_O QUE FAZER_:
1. Organize em uma lista JSON de strings, uma por linha e sem linhas em branco, as linhas listadas depois do texto que vão da que contém "bar [574, 506, 598, 548]" até a que contém "bar [415, 369, 438, 548]", inclusive.
2. Retome o texto sobre animais de estimação em condomínio e continue-o a partir da última frase apresentada.

_TEXTO FORNECIDO_:
=====
Afinal,
é possível ou não é possível ter animal de estimação em condomínio? Há
alguma Lei sobre o tema? É legal obrigar o transporte do animal somente
no colo? O cachorro do meu vizinho não para de latir, o que eu faço?
Quem deve limpar a sujeira? Etc.
É
perceptível que quando o assunto é animal de estimação as dúvidas são
as mais variadas possíveis, especialmente nos dias atuais em que há um
amento expressivo de famílias que possuem animais em condomínios.
Outrossim,
na esfera condominial, bastaria que nossa sociedade tivesse maior bom
senso e muitas discussões deixariam de existir, porém, como nem sempre
isso ocorre, vários são os litígios judiciais envolvendo o direito ou
não da permanência de animal em condomínio.
E,
quando há um litígio judicial, as discussões legais são mais complexas
do que se imagina, tamanha quantidade de artigos constitucionais e
legais que podem ser socorridos tanto em prol daqueles que são a favor
de animais como dos que são contra.
Porém,
com lastro nos entendimentos jurisprudências e histórico de decisões é
possível afirmarmos apenas duas situações: a) a manutenção de cão guia
sempre será permitida e b) nunca será permitida a manutenção de animais
que tenham comércio e posse proibida por normas específicas, excluindo
essas situações em todas as demais ter ou não animal dependerá realmente
do caso específico.
Já, na esfera judicial, sem prejuízo de outros dispositivos legais, frequentemente são invocados os seguintes artigos:
Art. 5ª, II da CF = “ninguém será obrigado a fazer ou deixar de fazer alguma coisa senão em virtude de lei;”.
Art. 5ª, XXII da CF = “É garantido o direito de propriedade”.
Art. 1.355, I do CC/02 = “usar, fruir e livremente dispor das suas unidades;”.
Art. 1336, IV do CC/02 =
“dar às suas partes a mesma destinação que tem a edificação, e não as
utilizar de maneira prejudicial ao sossego, salubridade e segurança dos
possuidores, ou aos bons costumes.”.
Art. 1.228 caput, §§1º e 2ª do CC/02 =
“O proprietário tem a faculdade de usar, gozar e dispor da coisa, e o
direito de reavê-la do poder de quem quer que injustamente a possua ou
detenha.
- 1ºO direito de propriedade deve ser exercido em consonância com as suas finalidades econômicas e sociais e de modo que sejam preservados, de conformidade com o estabelecido em lei especial, a flora, a fauna, as belezas naturais, o equilíbrio ecológico e o patrimônio histórico e artístico, bem como evitada a poluição do ar e das águas.
=====
_LINHAS LISTADAS_:
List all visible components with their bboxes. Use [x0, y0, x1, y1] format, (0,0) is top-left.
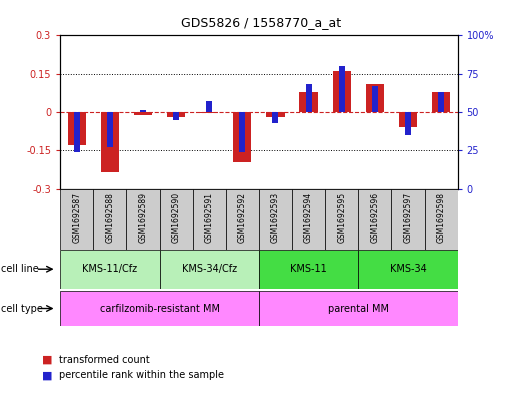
Bar — [101, 112, 119, 172]
Text: GSM1692590: GSM1692590 — [172, 192, 180, 243]
Text: KMS-34: KMS-34 — [390, 264, 426, 274]
Bar — [292, 189, 325, 250]
Bar — [272, 112, 278, 123]
Bar — [339, 66, 345, 112]
Bar — [74, 112, 79, 152]
Bar — [200, 112, 218, 113]
Text: GSM1692594: GSM1692594 — [304, 192, 313, 243]
Bar — [405, 112, 411, 135]
Bar — [226, 189, 259, 250]
Bar — [60, 250, 160, 289]
Bar — [259, 189, 292, 250]
Bar — [93, 189, 127, 250]
Text: cell line: cell line — [1, 264, 39, 274]
Bar — [399, 112, 417, 127]
Bar — [300, 92, 317, 112]
Bar — [160, 189, 192, 250]
Text: carfilzomib-resistant MM: carfilzomib-resistant MM — [99, 303, 220, 314]
Text: KMS-34/Cfz: KMS-34/Cfz — [181, 264, 237, 274]
Bar — [233, 112, 252, 162]
Bar — [438, 92, 444, 112]
Bar — [206, 101, 212, 112]
Text: GSM1692591: GSM1692591 — [204, 192, 214, 243]
Bar — [140, 110, 146, 112]
Bar — [432, 92, 450, 112]
Text: ■: ■ — [42, 370, 52, 380]
Text: cell type: cell type — [1, 303, 43, 314]
Bar — [358, 189, 391, 250]
Bar — [325, 189, 358, 250]
Text: ■: ■ — [42, 354, 52, 365]
Bar — [259, 291, 458, 326]
Bar — [192, 189, 226, 250]
Text: GSM1692595: GSM1692595 — [337, 192, 346, 243]
Text: GDS5826 / 1558770_a_at: GDS5826 / 1558770_a_at — [181, 16, 342, 29]
Bar — [134, 112, 152, 114]
Text: parental MM: parental MM — [328, 303, 389, 314]
Bar — [160, 250, 259, 289]
Bar — [167, 112, 185, 117]
Text: GSM1692593: GSM1692593 — [271, 192, 280, 243]
Bar — [358, 250, 458, 289]
Bar — [240, 112, 245, 152]
Bar — [259, 250, 358, 289]
Bar — [333, 71, 351, 112]
Bar — [305, 84, 312, 112]
Bar — [391, 189, 425, 250]
Bar — [266, 112, 285, 117]
Text: transformed count: transformed count — [59, 354, 150, 365]
Bar — [67, 112, 86, 145]
Text: percentile rank within the sample: percentile rank within the sample — [59, 370, 224, 380]
Bar — [372, 86, 378, 112]
Bar — [107, 112, 113, 147]
Bar — [60, 189, 93, 250]
Bar — [127, 189, 160, 250]
Text: GSM1692587: GSM1692587 — [72, 192, 81, 243]
Bar — [425, 189, 458, 250]
Text: KMS-11: KMS-11 — [290, 264, 327, 274]
Bar — [366, 84, 384, 112]
Text: GSM1692588: GSM1692588 — [105, 192, 115, 242]
Text: GSM1692589: GSM1692589 — [139, 192, 147, 243]
Bar — [173, 112, 179, 119]
Bar — [60, 291, 259, 326]
Text: KMS-11/Cfz: KMS-11/Cfz — [82, 264, 138, 274]
Text: GSM1692596: GSM1692596 — [370, 192, 379, 243]
Text: GSM1692592: GSM1692592 — [238, 192, 247, 243]
Text: GSM1692598: GSM1692598 — [437, 192, 446, 243]
Text: GSM1692597: GSM1692597 — [403, 192, 413, 243]
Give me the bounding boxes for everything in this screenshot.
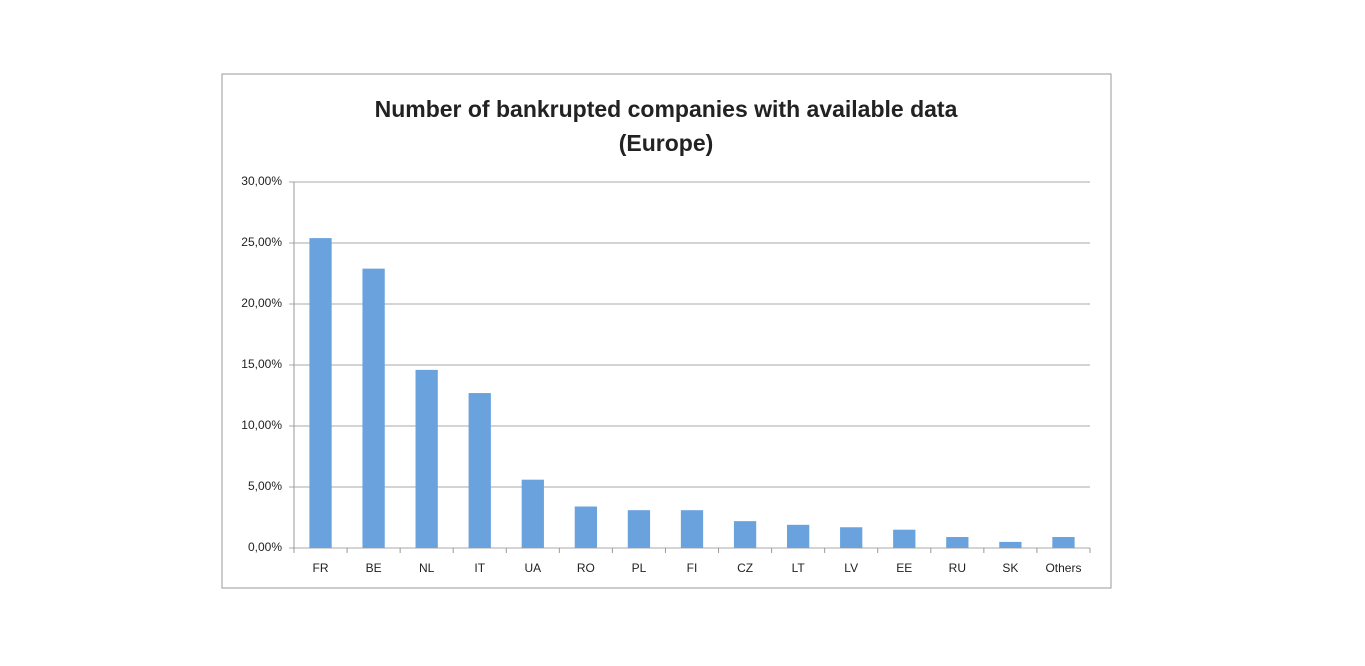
bar [574, 506, 598, 548]
y-tick-label: 25,00% [241, 235, 282, 249]
x-tick-label: UA [524, 561, 541, 575]
bar [840, 527, 863, 548]
bar [362, 268, 385, 548]
x-tick-label: LV [844, 561, 858, 575]
y-tick-label: 10,00% [241, 418, 282, 432]
x-tick-label: RO [577, 561, 595, 575]
chart-title: Number of bankrupted companies with avai… [375, 96, 958, 122]
x-tick-label: NL [419, 561, 435, 575]
bar [415, 369, 438, 548]
y-tick-label: 20,00% [241, 296, 282, 310]
bar [946, 537, 969, 548]
x-tick-label: RU [949, 561, 966, 575]
chart-title: (Europe) [619, 130, 714, 156]
x-tick-label: LT [792, 561, 806, 575]
x-tick-label: IT [474, 561, 485, 575]
x-tick-label: SK [1002, 561, 1018, 575]
y-tick-label: 30,00% [241, 174, 282, 188]
bar [521, 479, 544, 548]
bar [893, 529, 916, 548]
bar [733, 521, 757, 548]
bar [627, 510, 651, 548]
bar [468, 393, 491, 548]
y-tick-label: 5,00% [248, 479, 282, 493]
x-tick-label: PL [632, 561, 647, 575]
x-tick-label: FI [687, 561, 698, 575]
x-tick-label: Others [1045, 561, 1081, 575]
x-tick-label: CZ [737, 561, 753, 575]
y-tick-label: 0,00% [248, 540, 282, 554]
bar [999, 541, 1022, 548]
x-tick-label: FR [313, 561, 329, 575]
bar [680, 510, 704, 548]
bar [1052, 537, 1075, 548]
x-tick-label: EE [896, 561, 912, 575]
bar [309, 238, 332, 548]
bar [786, 524, 810, 548]
y-tick-label: 15,00% [241, 357, 282, 371]
x-tick-label: BE [366, 561, 382, 575]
=====
_RESULTADOS_:
1.
[
  "bar [574, 506, 598, 548]",
  "y-tick-label: 25,00% [241, 235, 282, 249]",
  "x-tick-label: UA [524, 561, 541, 575]",
  "bar [840, 527, 863, 548]",
  "bar [362, 268, 385, 548]",
  "x-tick-label: LV [844, 561, 858, 575]",
  "y-tick-label: 10,00% [241, 418, 282, 432]",
  "x-tick-label: RO [577, 561, 595, 575]",
  "chart-title: Number of bankrupted companies with avai… [375, 96, 958, 122]",
  "x-tick-label: NL [419, 561, 435, 575]",
  "bar [415, 369, 438, 548]"
]

2.
- 2ºSão defesos os atos que não trazem ao proprietário qualquer comodidade, ou utilidade, e sejam animados pela intenção de prejudicar outrem.”.
Art. 1.277 do CC/02 =
“O proprietário ou o possuidor de um prédio tem o direito de fazer
cessar as interferências prejudiciais à segurança, ao sossego e à saúde
dos que o habitam, provocadas pela utilização de propriedade vizinha.”.
Art. 19 da Lei 4.591/64 = “Cada
condômino tem o direito de usar e fruir, com exclusividade, de sua
unidade autônoma, segundo suas conveniências e interesses,
condicionados, umas e outros às normas de boa vizinhança, e poderá usar
as partes e coisas comuns de maneira a não causar dano ou incômodo aos
demais condôminos ou moradores, nem obstáculo ou embaraço ao bom uso das
mesmas partes por todos.”.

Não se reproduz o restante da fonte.